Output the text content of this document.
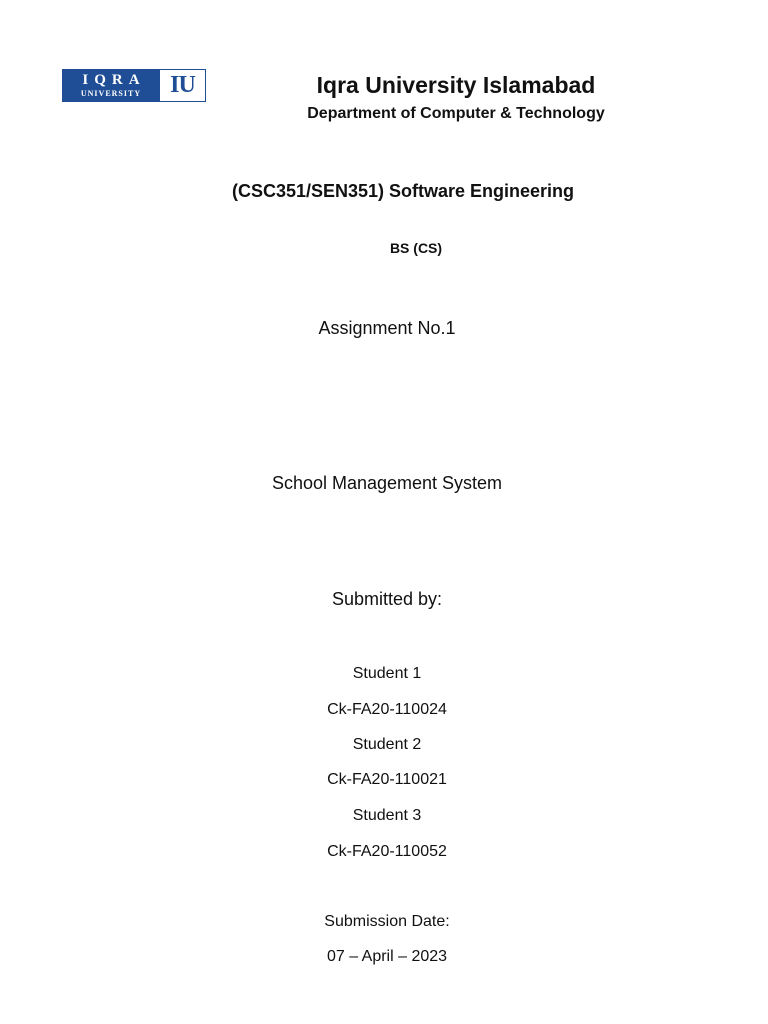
IQRA
UNIVERSITY	IU	Iqra University Islamabad
Department of Computer & Technology
(CSC351/SEN351) Software Engineering
BS (CS)
Assignment No.1
School Management System
Submitted by:
Student 1
Ck-FA20-110024
Student 2
Ck-FA20-110021
Student 3
Ck-FA20-110052
Submission Date:
07 – April – 2023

__SHORT PROBLEM__: Copy every entry exactly as written. Pictures are excluded.

__THE OUTPUT__:
Output the text content of this document.
IQRA
UNIVERSITY	IU	Iqra University Islamabad
Department of Computer & Technology
(CSC351/SEN351) Software Engineering
BS (CS)
Assignment No.1
School Management System
Submitted by:
Student 1
Ck-FA20-110024
Student 2
Ck-FA20-110021
Student 3
Ck-FA20-110052
Submission Date:
07 – April – 2023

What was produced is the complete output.